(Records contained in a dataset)
--- START ---

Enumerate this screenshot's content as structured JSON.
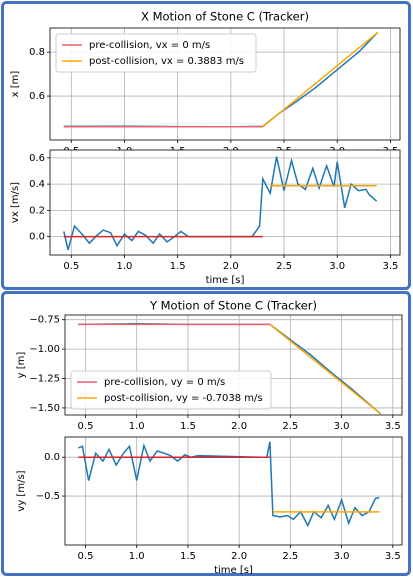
{
  "chart_data": [
    {
      "type": "line",
      "title": "X Motion of Stone C (Tracker)",
      "y_label": "x [m]",
      "xlim": [
        0.3,
        3.59
      ],
      "xticks": [
        0.5,
        {
          "value": 1,
          "label": "1.0"
        },
        1.5,
        {
          "value": 2,
          "label": "2.0"
        },
        2.5,
        {
          "value": 3,
          "label": "3.0"
        },
        3.5
      ],
      "ylim": [
        0.4,
        0.91
      ],
      "yticks": [
        0.6,
        0.8
      ],
      "grid": true,
      "legend": "upper left",
      "series": [
        {
          "color": "#1f77b4",
          "x": [
            0.43,
            1.0,
            1.5,
            2.0,
            2.3,
            2.45,
            2.6,
            2.8,
            3.0,
            3.2,
            3.38
          ],
          "values": [
            0.462,
            0.463,
            0.461,
            0.46,
            0.462,
            0.52,
            0.57,
            0.64,
            0.72,
            0.8,
            0.89
          ]
        },
        {
          "name": "pre-collision, vx = 0 m/s",
          "color": "#e8646a",
          "x": [
            0.43,
            2.3
          ],
          "values": [
            0.46,
            0.46
          ]
        },
        {
          "name": "post-collision, vx = 0.3883 m/s",
          "color": "#ffa500",
          "x": [
            2.3,
            3.38
          ],
          "values": [
            0.46,
            0.89
          ]
        }
      ]
    },
    {
      "type": "line",
      "x_label": "time [s]",
      "y_label": "vx [m/s]",
      "xlim": [
        0.3,
        3.59
      ],
      "xticks": [
        0.5,
        {
          "value": 1,
          "label": "1.0"
        },
        1.5,
        {
          "value": 2,
          "label": "2.0"
        },
        2.5,
        {
          "value": 3,
          "label": "3.0"
        },
        3.5
      ],
      "ylim": [
        -0.14,
        0.66
      ],
      "yticks": [
        {
          "value": 0,
          "label": "0.0"
        },
        0.2,
        0.4,
        0.6
      ],
      "grid": true,
      "series": [
        {
          "color": "#1f77b4",
          "x": [
            0.43,
            0.47,
            0.53,
            0.6,
            0.67,
            0.73,
            0.8,
            0.87,
            0.93,
            1.0,
            1.07,
            1.13,
            1.2,
            1.27,
            1.33,
            1.4,
            1.47,
            1.53,
            1.6,
            2.2,
            2.27,
            2.3,
            2.37,
            2.43,
            2.5,
            2.57,
            2.63,
            2.7,
            2.77,
            2.83,
            2.9,
            2.97,
            3.0,
            3.07,
            3.13,
            3.2,
            3.27,
            3.3,
            3.37
          ],
          "values": [
            0.04,
            -0.1,
            0.08,
            0.02,
            -0.05,
            0.0,
            0.05,
            0.03,
            -0.07,
            0.02,
            -0.03,
            0.04,
            0.01,
            -0.05,
            0.02,
            -0.04,
            0.0,
            0.04,
            0.0,
            0.0,
            0.08,
            0.44,
            0.33,
            0.61,
            0.35,
            0.58,
            0.4,
            0.36,
            0.52,
            0.37,
            0.54,
            0.38,
            0.57,
            0.22,
            0.4,
            0.35,
            0.36,
            0.32,
            0.27
          ]
        },
        {
          "color": "#d62728",
          "x": [
            0.43,
            2.3
          ],
          "values": [
            0,
            0
          ]
        },
        {
          "color": "#ffa500",
          "x": [
            2.37,
            3.37
          ],
          "values": [
            0.3883,
            0.3883
          ]
        }
      ]
    },
    {
      "type": "line",
      "title": "Y Motion of Stone C (Tracker)",
      "y_label": "y [m]",
      "xlim": [
        0.3,
        3.59
      ],
      "xticks": [
        0.5,
        {
          "value": 1,
          "label": "1.0"
        },
        1.5,
        {
          "value": 2,
          "label": "2.0"
        },
        2.5,
        {
          "value": 3,
          "label": "3.0"
        },
        3.5
      ],
      "ylim": [
        -1.56,
        -0.71
      ],
      "yticks": [
        {
          "value": -0.75,
          "label": "−0.75"
        },
        {
          "value": -1,
          "label": "−1.00"
        },
        {
          "value": -1.25,
          "label": "−1.25"
        },
        {
          "value": -1.5,
          "label": "−1.50"
        }
      ],
      "grid": true,
      "legend": "lower left",
      "series": [
        {
          "color": "#1f77b4",
          "x": [
            0.43,
            1.0,
            1.5,
            2.0,
            2.3,
            2.5,
            2.7,
            2.9,
            3.1,
            3.3,
            3.38
          ],
          "values": [
            -0.79,
            -0.785,
            -0.79,
            -0.79,
            -0.79,
            -0.92,
            -1.05,
            -1.2,
            -1.34,
            -1.49,
            -1.55
          ]
        },
        {
          "name": "pre-collision, vy = 0 m/s",
          "color": "#e8646a",
          "x": [
            0.43,
            2.3
          ],
          "values": [
            -0.79,
            -0.79
          ]
        },
        {
          "name": "post-collision, vy = -0.7038 m/s",
          "color": "#ffa500",
          "x": [
            2.3,
            3.38
          ],
          "values": [
            -0.79,
            -1.55
          ]
        }
      ]
    },
    {
      "type": "line",
      "x_label": "time [s]",
      "y_label": "vy [m/s]",
      "xlim": [
        0.3,
        3.59
      ],
      "xticks": [
        0.5,
        {
          "value": 1,
          "label": "1.0"
        },
        1.5,
        {
          "value": 2,
          "label": "2.0"
        },
        2.5,
        {
          "value": 3,
          "label": "3.0"
        },
        3.5
      ],
      "ylim": [
        -1.13,
        0.26
      ],
      "yticks": [
        {
          "value": 0,
          "label": "0.0"
        },
        {
          "value": -0.5,
          "label": "−0.5"
        }
      ],
      "grid": true,
      "series": [
        {
          "color": "#1f77b4",
          "x": [
            0.43,
            0.47,
            0.53,
            0.6,
            0.67,
            0.73,
            0.8,
            0.87,
            0.93,
            1.0,
            1.07,
            1.13,
            1.2,
            1.27,
            1.33,
            1.4,
            1.47,
            1.53,
            1.6,
            2.2,
            2.27,
            2.3,
            2.33,
            2.4,
            2.47,
            2.53,
            2.6,
            2.67,
            2.73,
            2.8,
            2.87,
            2.93,
            3.0,
            3.07,
            3.13,
            3.2,
            3.27,
            3.33,
            3.37
          ],
          "values": [
            0.12,
            0.14,
            -0.3,
            0.05,
            -0.05,
            0.1,
            -0.1,
            0.05,
            0.14,
            -0.3,
            0.15,
            -0.05,
            0.08,
            0.05,
            0.02,
            -0.05,
            0.03,
            0.0,
            0.02,
            0.0,
            0.0,
            0.2,
            -0.75,
            -0.77,
            -0.75,
            -0.8,
            -0.7,
            -0.88,
            -0.7,
            -0.78,
            -0.62,
            -0.8,
            -0.55,
            -0.85,
            -0.65,
            -0.75,
            -0.7,
            -0.53,
            -0.52
          ]
        },
        {
          "color": "#d62728",
          "x": [
            0.43,
            2.3
          ],
          "values": [
            0,
            0
          ]
        },
        {
          "color": "#ffa500",
          "x": [
            2.33,
            3.37
          ],
          "values": [
            -0.7038,
            -0.7038
          ]
        }
      ]
    }
  ]
}
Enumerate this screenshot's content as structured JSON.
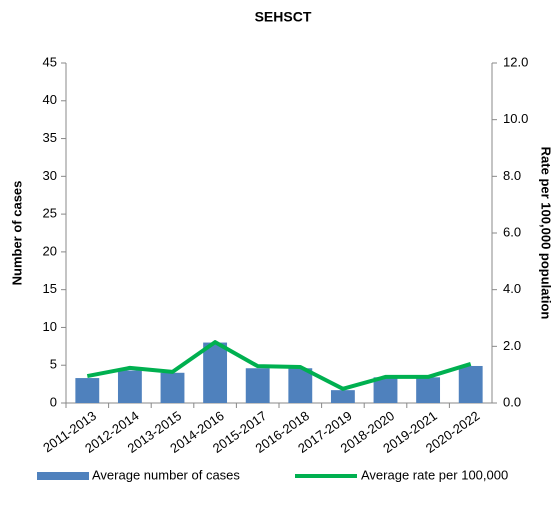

--- END ---

| Objective |
Write out the whole listing again, exactly, with no pictures.

| Exercise result |
Enumerate this screenshot's content as structured JSON.
{
  "chart_data": [
    {
      "type": "line",
      "title": "X Motion of Stone C (Tracker)",
      "y_label": "x [m]",
      "xlim": [
        0.3,
        3.59
      ],
      "xticks": [
        0.5,
        {
          "value": 1,
          "label": "1.0"
        },
        1.5,
        {
          "value": 2,
          "label": "2.0"
        },
        2.5,
        {
          "value": 3,
          "label": "3.0"
        },
        3.5
      ],
      "ylim": [
        0.4,
        0.91
      ],
      "yticks": [
        0.6,
        0.8
      ],
      "grid": true,
      "legend": "upper left",
      "series": [
        {
          "color": "#1f77b4",
          "x": [
            0.43,
            1.0,
            1.5,
            2.0,
            2.3,
            2.45,
            2.6,
            2.8,
            3.0,
            3.2,
            3.38
          ],
          "values": [
            0.462,
            0.463,
            0.461,
            0.46,
            0.462,
            0.52,
            0.57,
            0.64,
            0.72,
            0.8,
            0.89
          ]
        },
        {
          "name": "pre-collision, vx = 0 m/s",
          "color": "#e8646a",
          "x": [
            0.43,
            2.3
          ],
          "values": [
            0.46,
            0.46
          ]
        },
        {
          "name": "post-collision, vx = 0.3883 m/s",
          "color": "#ffa500",
          "x": [
            2.3,
            3.38
          ],
          "values": [
            0.46,
            0.89
          ]
        }
      ]
    },
    {
      "type": "line",
      "x_label": "time [s]",
      "y_label": "vx [m/s]",
      "xlim": [
        0.3,
        3.59
      ],
      "xticks": [
        0.5,
        {
          "value": 1,
          "label": "1.0"
        },
        1.5,
        {
          "value": 2,
          "label": "2.0"
        },
        2.5,
        {
          "value": 3,
          "label": "3.0"
        },
        3.5
      ],
      "ylim": [
        -0.14,
        0.66
      ],
      "yticks": [
        {
          "value": 0,
          "label": "0.0"
        },
        0.2,
        0.4,
        0.6
      ],
      "grid": true,
      "series": [
        {
          "color": "#1f77b4",
          "x": [
            0.43,
            0.47,
            0.53,
            0.6,
            0.67,
            0.73,
            0.8,
            0.87,
            0.93,
            1.0,
            1.07,
            1.13,
            1.2,
            1.27,
            1.33,
            1.4,
            1.47,
            1.53,
            1.6,
            2.2,
            2.27,
            2.3,
            2.37,
            2.43,
            2.5,
            2.57,
            2.63,
            2.7,
            2.77,
            2.83,
            2.9,
            2.97,
            3.0,
            3.07,
            3.13,
            3.2,
            3.27,
            3.3,
            3.37
          ],
          "values": [
            0.04,
            -0.1,
            0.08,
            0.02,
            -0.05,
            0.0,
            0.05,
            0.03,
            -0.07,
            0.02,
            -0.03,
            0.04,
            0.01,
            -0.05,
            0.02,
            -0.04,
            0.0,
            0.04,
            0.0,
            0.0,
            0.08,
            0.44,
            0.33,
            0.61,
            0.35,
            0.58,
            0.4,
            0.36,
            0.52,
            0.37,
            0.54,
            0.38,
            0.57,
            0.22,
            0.4,
            0.35,
            0.36,
            0.32,
            0.27
          ]
        },
        {
          "color": "#d62728",
          "x": [
            0.43,
            2.3
          ],
          "values": [
            0,
            0
          ]
        },
        {
          "color": "#ffa500",
          "x": [
            2.37,
            3.37
          ],
          "values": [
            0.3883,
            0.3883
          ]
        }
      ]
    },
    {
      "type": "line",
      "title": "Y Motion of Stone C (Tracker)",
      "y_label": "y [m]",
      "xlim": [
        0.3,
        3.59
      ],
      "xticks": [
        0.5,
        {
          "value": 1,
          "label": "1.0"
        },
        1.5,
        {
          "value": 2,
          "label": "2.0"
        },
        2.5,
        {
          "value": 3,
          "label": "3.0"
        },
        3.5
      ],
      "ylim": [
        -1.56,
        -0.71
      ],
      "yticks": [
        {
          "value": -0.75,
          "label": "−0.75"
        },
        {
          "value": -1,
          "label": "−1.00"
        },
        {
          "value": -1.25,
          "label": "−1.25"
        },
        {
          "value": -1.5,
          "label": "−1.50"
        }
      ],
      "grid": true,
      "legend": "lower left",
      "series": [
        {
          "color": "#1f77b4",
          "x": [
            0.43,
            1.0,
            1.5,
            2.0,
            2.3,
            2.5,
            2.7,
            2.9,
            3.1,
            3.3,
            3.38
          ],
          "values": [
            -0.79,
            -0.785,
            -0.79,
            -0.79,
            -0.79,
            -0.92,
            -1.05,
            -1.2,
            -1.34,
            -1.49,
            -1.55
          ]
        },
        {
          "name": "pre-collision, vy = 0 m/s",
          "color": "#e8646a",
          "x": [
            0.43,
            2.3
          ],
          "values": [
            -0.79,
            -0.79
          ]
        },
        {
          "name": "post-collision, vy = -0.7038 m/s",
          "color": "#ffa500",
          "x": [
            2.3,
            3.38
          ],
          "values": [
            -0.79,
            -1.55
          ]
        }
      ]
    },
    {
      "type": "line",
      "x_label": "time [s]",
      "y_label": "vy [m/s]",
      "xlim": [
        0.3,
        3.59
      ],
      "xticks": [
        0.5,
        {
          "value": 1,
          "label": "1.0"
        },
        1.5,
        {
          "value": 2,
          "label": "2.0"
        },
        2.5,
        {
          "value": 3,
          "label": "3.0"
        },
        3.5
      ],
      "ylim": [
        -1.13,
        0.26
      ],
      "yticks": [
        {
          "value": 0,
          "label": "0.0"
        },
        {
          "value": -0.5,
          "label": "−0.5"
        }
      ],
      "grid": true,
      "series": [
        {
          "color": "#1f77b4",
          "x": [
            0.43,
            0.47,
            0.53,
            0.6,
            0.67,
            0.73,
            0.8,
            0.87,
            0.93,
            1.0,
            1.07,
            1.13,
            1.2,
            1.27,
            1.33,
            1.4,
            1.47,
            1.53,
            1.6,
            2.2,
            2.27,
            2.3,
            2.33,
            2.4,
            2.47,
            2.53,
            2.6,
            2.67,
            2.73,
            2.8,
            2.87,
            2.93,
            3.0,
            3.07,
            3.13,
            3.2,
            3.27,
            3.33,
            3.37
          ],
          "values": [
            0.12,
            0.14,
            -0.3,
            0.05,
            -0.05,
            0.1,
            -0.1,
            0.05,
            0.14,
            -0.3,
            0.15,
            -0.05,
            0.08,
            0.05,
            0.02,
            -0.05,
            0.03,
            0.0,
            0.02,
            0.0,
            0.0,
            0.2,
            -0.75,
            -0.77,
            -0.75,
            -0.8,
            -0.7,
            -0.88,
            -0.7,
            -0.78,
            -0.62,
            -0.8,
            -0.55,
            -0.85,
            -0.65,
            -0.75,
            -0.7,
            -0.53,
            -0.52
          ]
        },
        {
          "color": "#d62728",
          "x": [
            0.43,
            2.3
          ],
          "values": [
            0,
            0
          ]
        },
        {
          "color": "#ffa500",
          "x": [
            2.33,
            3.37
          ],
          "values": [
            -0.7038,
            -0.7038
          ]
        }
      ]
    }
  ]
}
Enumerate this screenshot's content as structured JSON.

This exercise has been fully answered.